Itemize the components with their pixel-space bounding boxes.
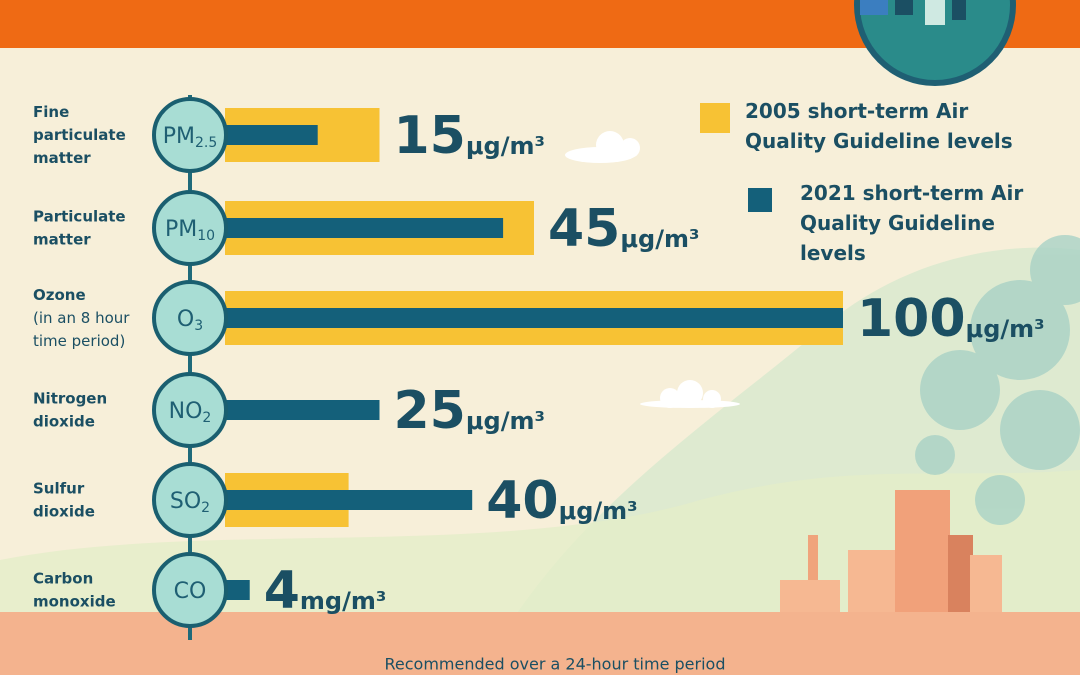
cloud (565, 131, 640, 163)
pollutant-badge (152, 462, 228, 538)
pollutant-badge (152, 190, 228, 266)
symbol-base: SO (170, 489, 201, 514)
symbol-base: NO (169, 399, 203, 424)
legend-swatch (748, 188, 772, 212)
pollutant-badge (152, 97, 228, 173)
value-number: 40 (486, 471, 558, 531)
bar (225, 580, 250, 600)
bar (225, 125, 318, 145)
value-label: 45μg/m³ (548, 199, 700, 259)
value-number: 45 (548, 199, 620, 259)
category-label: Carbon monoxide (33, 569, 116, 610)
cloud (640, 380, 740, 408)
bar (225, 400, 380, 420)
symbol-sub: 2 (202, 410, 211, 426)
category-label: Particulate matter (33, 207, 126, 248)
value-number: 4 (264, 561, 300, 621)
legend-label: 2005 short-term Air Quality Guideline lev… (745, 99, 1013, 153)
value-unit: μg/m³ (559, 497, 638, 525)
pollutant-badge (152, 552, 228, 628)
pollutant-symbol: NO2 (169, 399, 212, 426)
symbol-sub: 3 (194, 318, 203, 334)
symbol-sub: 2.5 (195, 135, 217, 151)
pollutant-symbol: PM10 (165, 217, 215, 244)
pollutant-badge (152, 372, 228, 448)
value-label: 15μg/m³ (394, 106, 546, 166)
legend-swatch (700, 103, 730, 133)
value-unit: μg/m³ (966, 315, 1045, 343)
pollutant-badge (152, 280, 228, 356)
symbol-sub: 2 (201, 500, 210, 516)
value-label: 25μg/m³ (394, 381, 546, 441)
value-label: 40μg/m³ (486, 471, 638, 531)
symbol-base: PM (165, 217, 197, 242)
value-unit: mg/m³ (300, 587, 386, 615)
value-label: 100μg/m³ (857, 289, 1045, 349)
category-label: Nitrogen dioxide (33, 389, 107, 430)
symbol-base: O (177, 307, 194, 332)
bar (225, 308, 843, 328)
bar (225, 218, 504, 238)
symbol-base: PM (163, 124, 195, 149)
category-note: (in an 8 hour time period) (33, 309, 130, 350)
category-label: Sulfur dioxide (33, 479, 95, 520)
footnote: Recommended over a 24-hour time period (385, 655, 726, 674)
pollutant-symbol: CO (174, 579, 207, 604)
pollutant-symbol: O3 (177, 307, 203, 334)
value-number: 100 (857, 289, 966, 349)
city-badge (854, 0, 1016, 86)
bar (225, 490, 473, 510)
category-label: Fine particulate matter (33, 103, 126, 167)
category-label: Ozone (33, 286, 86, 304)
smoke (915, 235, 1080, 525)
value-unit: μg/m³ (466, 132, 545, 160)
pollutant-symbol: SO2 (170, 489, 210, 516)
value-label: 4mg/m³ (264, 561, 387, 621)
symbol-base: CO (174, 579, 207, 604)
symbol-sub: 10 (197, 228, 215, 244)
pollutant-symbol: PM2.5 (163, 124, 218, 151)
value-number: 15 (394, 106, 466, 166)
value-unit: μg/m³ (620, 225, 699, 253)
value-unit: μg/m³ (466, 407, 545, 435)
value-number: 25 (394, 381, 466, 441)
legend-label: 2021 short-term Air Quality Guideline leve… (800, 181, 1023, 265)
==
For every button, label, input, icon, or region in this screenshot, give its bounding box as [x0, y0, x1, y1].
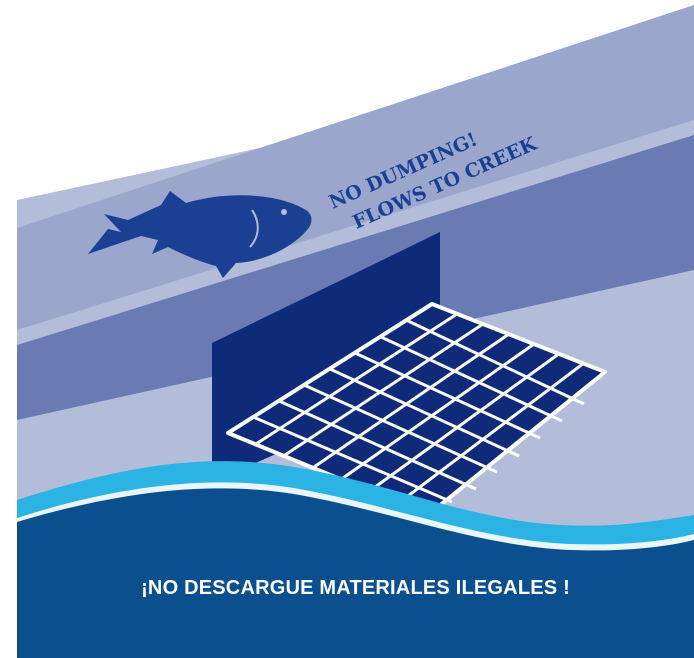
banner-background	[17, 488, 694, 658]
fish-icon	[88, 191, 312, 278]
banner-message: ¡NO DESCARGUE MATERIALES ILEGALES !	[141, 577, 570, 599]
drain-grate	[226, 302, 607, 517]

Task instructions –
Rewrite the lines between the one holding "Itemize the components" and the one holding "smoke (915, 235, 1080, 525)", inclusive, putting "emission-badge" in place of "pollutant-badge" and changing nothing else. Omit the pictures from your answer.

Worked answer –
Itemize the components with their pixel-space bounding boxes.
cloud (565, 131, 640, 163)
emission-badge (152, 462, 228, 538)
emission-badge (152, 190, 228, 266)
symbol-base: SO (170, 489, 201, 514)
symbol-base: NO (169, 399, 203, 424)
legend-swatch (748, 188, 772, 212)
emission-badge (152, 97, 228, 173)
value-number: 40 (486, 471, 558, 531)
bar (225, 580, 250, 600)
bar (225, 125, 318, 145)
value-label: 45μg/m³ (548, 199, 700, 259)
value-number: 45 (548, 199, 620, 259)
category-label: Carbon monoxide (33, 569, 116, 610)
cloud (640, 380, 740, 408)
bar (225, 400, 380, 420)
symbol-sub: 2 (202, 410, 211, 426)
category-label: Particulate matter (33, 207, 126, 248)
value-number: 4 (264, 561, 300, 621)
legend-label: 2005 short-term Air Quality Guideline lev… (745, 99, 1013, 153)
value-unit: μg/m³ (559, 497, 638, 525)
emission-badge (152, 552, 228, 628)
pollutant-symbol: NO2 (169, 399, 212, 426)
symbol-sub: 3 (194, 318, 203, 334)
symbol-sub: 2.5 (195, 135, 217, 151)
pollutant-symbol: PM10 (165, 217, 215, 244)
emission-badge (152, 372, 228, 448)
value-label: 15μg/m³ (394, 106, 546, 166)
legend-swatch (700, 103, 730, 133)
value-unit: μg/m³ (966, 315, 1045, 343)
emission-badge (152, 280, 228, 356)
symbol-sub: 2 (201, 500, 210, 516)
value-label: 25μg/m³ (394, 381, 546, 441)
value-label: 40μg/m³ (486, 471, 638, 531)
symbol-base: PM (165, 217, 197, 242)
value-unit: mg/m³ (300, 587, 386, 615)
value-label: 100μg/m³ (857, 289, 1045, 349)
category-label: Nitrogen dioxide (33, 389, 107, 430)
symbol-base: O (177, 307, 194, 332)
bar (225, 308, 843, 328)
bar (225, 218, 504, 238)
symbol-base: PM (163, 124, 195, 149)
category-note: (in an 8 hour time period) (33, 309, 130, 350)
category-label: Sulfur dioxide (33, 479, 95, 520)
footnote: Recommended over a 24-hour time period (385, 655, 726, 674)
pollutant-symbol: CO (174, 579, 207, 604)
pollutant-symbol: O3 (177, 307, 203, 334)
value-number: 100 (857, 289, 966, 349)
city-badge (854, 0, 1016, 86)
bar (225, 490, 473, 510)
category-label: Fine particulate matter (33, 103, 126, 167)
category-label: Ozone (33, 286, 86, 304)
smoke (915, 235, 1080, 525)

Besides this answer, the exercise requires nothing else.